Records contained in a dataset
'''

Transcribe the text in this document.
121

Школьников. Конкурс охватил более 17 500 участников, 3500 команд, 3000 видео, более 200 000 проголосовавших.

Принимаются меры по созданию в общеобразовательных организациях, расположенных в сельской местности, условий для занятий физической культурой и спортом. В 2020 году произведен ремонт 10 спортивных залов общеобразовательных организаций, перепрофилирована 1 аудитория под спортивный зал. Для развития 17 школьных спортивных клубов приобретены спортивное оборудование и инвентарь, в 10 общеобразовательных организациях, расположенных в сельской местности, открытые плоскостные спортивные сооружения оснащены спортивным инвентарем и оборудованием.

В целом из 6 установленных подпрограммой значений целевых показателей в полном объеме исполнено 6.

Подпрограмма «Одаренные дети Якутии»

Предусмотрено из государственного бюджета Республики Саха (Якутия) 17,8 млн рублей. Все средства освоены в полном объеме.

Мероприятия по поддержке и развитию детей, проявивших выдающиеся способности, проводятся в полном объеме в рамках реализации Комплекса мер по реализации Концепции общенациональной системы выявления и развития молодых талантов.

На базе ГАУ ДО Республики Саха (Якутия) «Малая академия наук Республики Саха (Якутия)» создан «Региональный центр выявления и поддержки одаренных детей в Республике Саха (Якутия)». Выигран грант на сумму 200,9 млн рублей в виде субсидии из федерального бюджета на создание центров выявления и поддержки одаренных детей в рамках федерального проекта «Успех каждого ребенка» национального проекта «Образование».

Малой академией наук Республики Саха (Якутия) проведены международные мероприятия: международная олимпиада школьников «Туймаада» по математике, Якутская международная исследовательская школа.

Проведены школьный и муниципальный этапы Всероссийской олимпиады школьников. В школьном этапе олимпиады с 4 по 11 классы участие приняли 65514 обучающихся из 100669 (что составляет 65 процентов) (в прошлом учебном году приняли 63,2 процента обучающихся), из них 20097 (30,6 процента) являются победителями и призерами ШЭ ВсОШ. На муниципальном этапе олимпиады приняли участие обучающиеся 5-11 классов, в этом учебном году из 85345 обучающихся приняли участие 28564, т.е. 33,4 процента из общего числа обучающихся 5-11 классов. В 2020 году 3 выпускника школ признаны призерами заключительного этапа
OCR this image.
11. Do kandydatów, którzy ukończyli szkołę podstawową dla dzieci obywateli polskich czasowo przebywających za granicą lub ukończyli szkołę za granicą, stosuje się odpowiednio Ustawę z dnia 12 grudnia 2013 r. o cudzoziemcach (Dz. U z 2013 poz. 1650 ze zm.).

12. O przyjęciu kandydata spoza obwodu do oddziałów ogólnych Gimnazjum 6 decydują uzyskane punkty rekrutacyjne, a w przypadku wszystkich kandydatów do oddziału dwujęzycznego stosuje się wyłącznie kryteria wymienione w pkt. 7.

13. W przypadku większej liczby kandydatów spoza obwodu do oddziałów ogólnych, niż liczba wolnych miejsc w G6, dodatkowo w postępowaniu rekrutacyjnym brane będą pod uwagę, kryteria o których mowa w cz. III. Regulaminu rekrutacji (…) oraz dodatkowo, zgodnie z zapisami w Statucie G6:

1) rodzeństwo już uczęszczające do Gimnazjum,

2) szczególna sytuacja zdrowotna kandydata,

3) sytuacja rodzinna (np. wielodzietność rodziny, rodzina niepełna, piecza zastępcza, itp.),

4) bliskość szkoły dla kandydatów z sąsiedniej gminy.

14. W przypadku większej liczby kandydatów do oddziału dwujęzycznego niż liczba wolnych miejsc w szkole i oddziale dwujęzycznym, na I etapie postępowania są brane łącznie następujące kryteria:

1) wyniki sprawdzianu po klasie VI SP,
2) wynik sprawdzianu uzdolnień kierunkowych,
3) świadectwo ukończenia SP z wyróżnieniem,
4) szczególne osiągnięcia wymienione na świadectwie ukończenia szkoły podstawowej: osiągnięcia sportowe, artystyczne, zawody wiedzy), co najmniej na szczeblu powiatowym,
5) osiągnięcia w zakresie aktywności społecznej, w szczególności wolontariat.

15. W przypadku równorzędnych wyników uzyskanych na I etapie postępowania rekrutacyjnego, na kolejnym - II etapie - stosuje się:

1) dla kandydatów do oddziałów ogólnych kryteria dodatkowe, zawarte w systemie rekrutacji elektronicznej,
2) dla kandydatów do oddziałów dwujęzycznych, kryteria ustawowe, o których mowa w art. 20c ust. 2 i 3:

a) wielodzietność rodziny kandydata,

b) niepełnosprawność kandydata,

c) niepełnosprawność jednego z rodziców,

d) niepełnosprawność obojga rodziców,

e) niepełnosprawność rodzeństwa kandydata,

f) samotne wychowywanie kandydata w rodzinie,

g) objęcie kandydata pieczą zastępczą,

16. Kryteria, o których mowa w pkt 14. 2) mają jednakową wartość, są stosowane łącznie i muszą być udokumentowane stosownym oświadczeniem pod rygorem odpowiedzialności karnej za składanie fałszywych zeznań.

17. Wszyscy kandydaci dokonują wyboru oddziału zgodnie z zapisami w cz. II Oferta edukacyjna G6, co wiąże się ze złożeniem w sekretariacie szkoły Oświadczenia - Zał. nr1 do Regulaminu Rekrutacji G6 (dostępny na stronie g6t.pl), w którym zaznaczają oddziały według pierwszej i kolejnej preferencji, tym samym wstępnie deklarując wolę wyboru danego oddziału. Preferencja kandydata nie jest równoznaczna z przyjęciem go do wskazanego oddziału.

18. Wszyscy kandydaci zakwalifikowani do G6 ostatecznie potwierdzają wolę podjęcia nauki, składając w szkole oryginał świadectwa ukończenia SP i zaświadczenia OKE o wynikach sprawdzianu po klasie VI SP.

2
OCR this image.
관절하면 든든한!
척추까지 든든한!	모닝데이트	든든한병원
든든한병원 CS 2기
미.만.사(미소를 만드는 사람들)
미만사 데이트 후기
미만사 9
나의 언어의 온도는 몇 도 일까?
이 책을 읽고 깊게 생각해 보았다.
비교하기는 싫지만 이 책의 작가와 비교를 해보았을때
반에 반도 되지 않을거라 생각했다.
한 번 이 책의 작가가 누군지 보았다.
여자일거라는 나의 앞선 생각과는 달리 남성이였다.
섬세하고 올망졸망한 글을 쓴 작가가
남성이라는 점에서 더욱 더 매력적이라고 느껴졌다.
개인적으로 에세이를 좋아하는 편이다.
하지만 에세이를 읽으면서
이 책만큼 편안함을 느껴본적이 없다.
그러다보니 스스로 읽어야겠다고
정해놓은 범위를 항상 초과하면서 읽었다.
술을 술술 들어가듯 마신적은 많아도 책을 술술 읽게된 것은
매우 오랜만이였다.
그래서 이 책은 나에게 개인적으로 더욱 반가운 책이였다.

'''

Goal: Copy out the material above in its entirety. Every detail must match.

Expected answer:
Transcribe the text in this document.
121

Школьников. Конкурс охватил более 17 500 участников, 3500 команд, 3000 видео, более 200 000 проголосовавших.

Принимаются меры по созданию в общеобразовательных организациях, расположенных в сельской местности, условий для занятий физической культурой и спортом. В 2020 году произведен ремонт 10 спортивных залов общеобразовательных организаций, перепрофилирована 1 аудитория под спортивный зал. Для развития 17 школьных спортивных клубов приобретены спортивное оборудование и инвентарь, в 10 общеобразовательных организациях, расположенных в сельской местности, открытые плоскостные спортивные сооружения оснащены спортивным инвентарем и оборудованием.

В целом из 6 установленных подпрограммой значений целевых показателей в полном объеме исполнено 6.

Подпрограмма «Одаренные дети Якутии»

Предусмотрено из государственного бюджета Республики Саха (Якутия) 17,8 млн рублей. Все средства освоены в полном объеме.

Мероприятия по поддержке и развитию детей, проявивших выдающиеся способности, проводятся в полном объеме в рамках реализации Комплекса мер по реализации Концепции общенациональной системы выявления и развития молодых талантов.

На базе ГАУ ДО Республики Саха (Якутия) «Малая академия наук Республики Саха (Якутия)» создан «Региональный центр выявления и поддержки одаренных детей в Республике Саха (Якутия)». Выигран грант на сумму 200,9 млн рублей в виде субсидии из федерального бюджета на создание центров выявления и поддержки одаренных детей в рамках федерального проекта «Успех каждого ребенка» национального проекта «Образование».

Малой академией наук Республики Саха (Якутия) проведены международные мероприятия: международная олимпиада школьников «Туймаада» по математике, Якутская международная исследовательская школа.

Проведены школьный и муниципальный этапы Всероссийской олимпиады школьников. В школьном этапе олимпиады с 4 по 11 классы участие приняли 65514 обучающихся из 100669 (что составляет 65 процентов) (в прошлом учебном году приняли 63,2 процента обучающихся), из них 20097 (30,6 процента) являются победителями и призерами ШЭ ВсОШ. На муниципальном этапе олимпиады приняли участие обучающиеся 5-11 классов, в этом учебном году из 85345 обучающихся приняли участие 28564, т.е. 33,4 процента из общего числа обучающихся 5-11 классов. В 2020 году 3 выпускника школ признаны призерами заключительного этапа
OCR this image.
11. Do kandydatów, którzy ukończyli szkołę podstawową dla dzieci obywateli polskich czasowo przebywających za granicą lub ukończyli szkołę za granicą, stosuje się odpowiednio Ustawę z dnia 12 grudnia 2013 r. o cudzoziemcach (Dz. U z 2013 poz. 1650 ze zm.).

12. O przyjęciu kandydata spoza obwodu do oddziałów ogólnych Gimnazjum 6 decydują uzyskane punkty rekrutacyjne, a w przypadku wszystkich kandydatów do oddziału dwujęzycznego stosuje się wyłącznie kryteria wymienione w pkt. 7.

13. W przypadku większej liczby kandydatów spoza obwodu do oddziałów ogólnych, niż liczba wolnych miejsc w G6, dodatkowo w postępowaniu rekrutacyjnym brane będą pod uwagę, kryteria o których mowa w cz. III. Regulaminu rekrutacji (…) oraz dodatkowo, zgodnie z zapisami w Statucie G6:

1) rodzeństwo już uczęszczające do Gimnazjum,

2) szczególna sytuacja zdrowotna kandydata,

3) sytuacja rodzinna (np. wielodzietność rodziny, rodzina niepełna, piecza zastępcza, itp.),

4) bliskość szkoły dla kandydatów z sąsiedniej gminy.

14. W przypadku większej liczby kandydatów do oddziału dwujęzycznego niż liczba wolnych miejsc w szkole i oddziale dwujęzycznym, na I etapie postępowania są brane łącznie następujące kryteria:

1) wyniki sprawdzianu po klasie VI SP,
2) wynik sprawdzianu uzdolnień kierunkowych,
3) świadectwo ukończenia SP z wyróżnieniem,
4) szczególne osiągnięcia wymienione na świadectwie ukończenia szkoły podstawowej: osiągnięcia sportowe, artystyczne, zawody wiedzy), co najmniej na szczeblu powiatowym,
5) osiągnięcia w zakresie aktywności społecznej, w szczególności wolontariat.

15. W przypadku równorzędnych wyników uzyskanych na I etapie postępowania rekrutacyjnego, na kolejnym - II etapie - stosuje się:

1) dla kandydatów do oddziałów ogólnych kryteria dodatkowe, zawarte w systemie rekrutacji elektronicznej,
2) dla kandydatów do oddziałów dwujęzycznych, kryteria ustawowe, o których mowa w art. 20c ust. 2 i 3:

a) wielodzietność rodziny kandydata,

b) niepełnosprawność kandydata,

c) niepełnosprawność jednego z rodziców,

d) niepełnosprawność obojga rodziców,

e) niepełnosprawność rodzeństwa kandydata,

f) samotne wychowywanie kandydata w rodzinie,

g) objęcie kandydata pieczą zastępczą,

16. Kryteria, o których mowa w pkt 14. 2) mają jednakową wartość, są stosowane łącznie i muszą być udokumentowane stosownym oświadczeniem pod rygorem odpowiedzialności karnej za składanie fałszywych zeznań.

17. Wszyscy kandydaci dokonują wyboru oddziału zgodnie z zapisami w cz. II Oferta edukacyjna G6, co wiąże się ze złożeniem w sekretariacie szkoły Oświadczenia - Zał. nr1 do Regulaminu Rekrutacji G6 (dostępny na stronie g6t.pl), w którym zaznaczają oddziały według pierwszej i kolejnej preferencji, tym samym wstępnie deklarując wolę wyboru danego oddziału. Preferencja kandydata nie jest równoznaczna z przyjęciem go do wskazanego oddziału.

18. Wszyscy kandydaci zakwalifikowani do G6 ostatecznie potwierdzają wolę podjęcia nauki, składając w szkole oryginał świadectwa ukończenia SP i zaświadczenia OKE o wynikach sprawdzianu po klasie VI SP.

2
OCR this image.
관절하면 든든한!
척추까지 든든한!	모닝데이트	든든한병원
든든한병원 CS 2기
미.만.사(미소를 만드는 사람들)
미만사 데이트 후기
미만사 9
나의 언어의 온도는 몇 도 일까?
이 책을 읽고 깊게 생각해 보았다.
비교하기는 싫지만 이 책의 작가와 비교를 해보았을때
반에 반도 되지 않을거라 생각했다.
한 번 이 책의 작가가 누군지 보았다.
여자일거라는 나의 앞선 생각과는 달리 남성이였다.
섬세하고 올망졸망한 글을 쓴 작가가
남성이라는 점에서 더욱 더 매력적이라고 느껴졌다.
개인적으로 에세이를 좋아하는 편이다.
하지만 에세이를 읽으면서
이 책만큼 편안함을 느껴본적이 없다.
그러다보니 스스로 읽어야겠다고
정해놓은 범위를 항상 초과하면서 읽었다.
술을 술술 들어가듯 마신적은 많아도 책을 술술 읽게된 것은
매우 오랜만이였다.
그래서 이 책은 나에게 개인적으로 더욱 반가운 책이였다.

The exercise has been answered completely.